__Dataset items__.
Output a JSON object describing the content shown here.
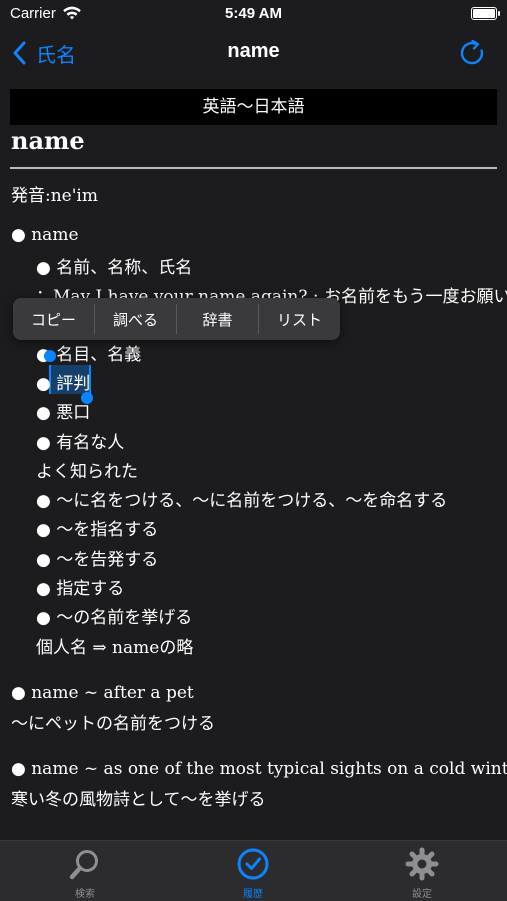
{
  "status_bar": {
    "carrier": "Carrier",
    "time": "5:49 AM"
  },
  "nav": {
    "back_label": "氏名",
    "title": "name"
  },
  "entry": {
    "header": "英語～日本語",
    "headword": "name",
    "pronunciation": "発音:ne'im",
    "lines": [
      "● name",
      "● 名前、名称、氏名",
      "：May I have your name again? : お名前をもう一度お願い",
      "● 名目、名義",
      "● 評判",
      "● 悪口",
      "● 有名な人",
      "よく知られた",
      "● ～に名をつける、～に名前をつける、～を命名する",
      "● ～を指名する",
      "● ～を告発する",
      "● 指定する",
      "● ～の名前を挙げる",
      "個人名 ⇒ nameの略",
      "● name ~ after a pet",
      "～にペットの名前をつける",
      "● name ~ as one of the most typical sights on a cold winter's day",
      "寒い冬の風物詩として～を挙げる"
    ]
  },
  "context_menu": [
    "コピー",
    "調べる",
    "辞書",
    "リスト"
  ],
  "tabs": [
    {
      "label": "検索",
      "icon": "search-icon"
    },
    {
      "label": "履歴",
      "icon": "history-icon"
    },
    {
      "label": "設定",
      "icon": "gear-icon"
    }
  ],
  "colors": {
    "accent": "#0a84ff",
    "background": "#1c1c1e",
    "tab_inactive": "#8e8e93"
  }
}
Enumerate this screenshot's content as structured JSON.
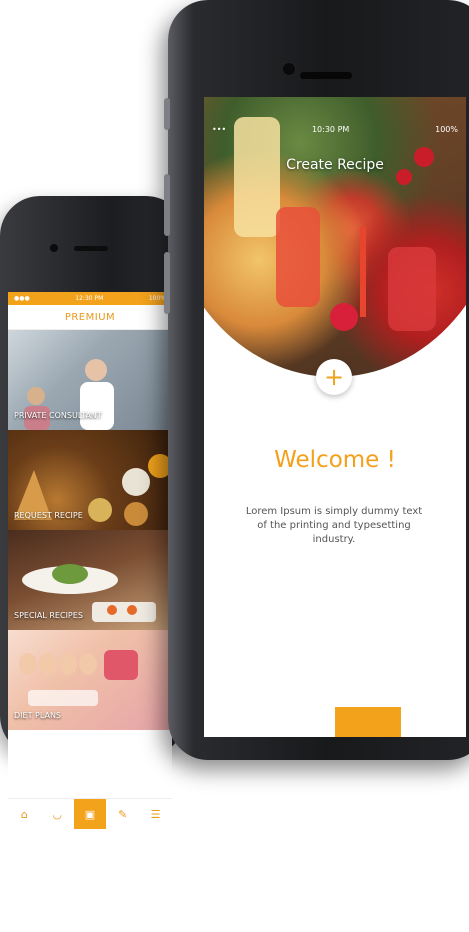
{
  "back_screen": {
    "status_time": "12:30 PM",
    "status_battery": "100%",
    "header_title": "PREMIUM",
    "tiles": [
      {
        "label": "PRIVATE CONSULTANT"
      },
      {
        "label": "REQUEST RECIPE"
      },
      {
        "label": "SPECIAL RECIPES"
      },
      {
        "label": "DIET PLANS"
      }
    ],
    "nav_icons": [
      "home-icon",
      "bowl-icon",
      "gift-icon",
      "pen-icon",
      "menu-icon"
    ]
  },
  "front_screen": {
    "status_time": "10:30 PM",
    "status_battery": "100%",
    "title": "Create Recipe",
    "plus": "+",
    "welcome": "Welcome !",
    "description": "Lorem Ipsum is simply dummy text of the printing and typesetting industry."
  },
  "colors": {
    "accent": "#f3a21c"
  }
}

__Exercise directions__.
Everything from the line with "Enumerate this screenshot's" through the end of the records above, and nothing else, is to be quoted exactly; please leave the pictures out.

__Solved problem__.
Enumerate this screenshot's content as structured JSON.
{
  "back_screen": {
    "status_time": "12:30 PM",
    "status_battery": "100%",
    "header_title": "PREMIUM",
    "tiles": [
      {
        "label": "PRIVATE CONSULTANT"
      },
      {
        "label": "REQUEST RECIPE"
      },
      {
        "label": "SPECIAL RECIPES"
      },
      {
        "label": "DIET PLANS"
      }
    ],
    "nav_icons": [
      "home-icon",
      "bowl-icon",
      "gift-icon",
      "pen-icon",
      "menu-icon"
    ]
  },
  "front_screen": {
    "status_time": "10:30 PM",
    "status_battery": "100%",
    "title": "Create Recipe",
    "plus": "+",
    "welcome": "Welcome !",
    "description": "Lorem Ipsum is simply dummy text of the printing and typesetting industry."
  },
  "colors": {
    "accent": "#f3a21c"
  }
}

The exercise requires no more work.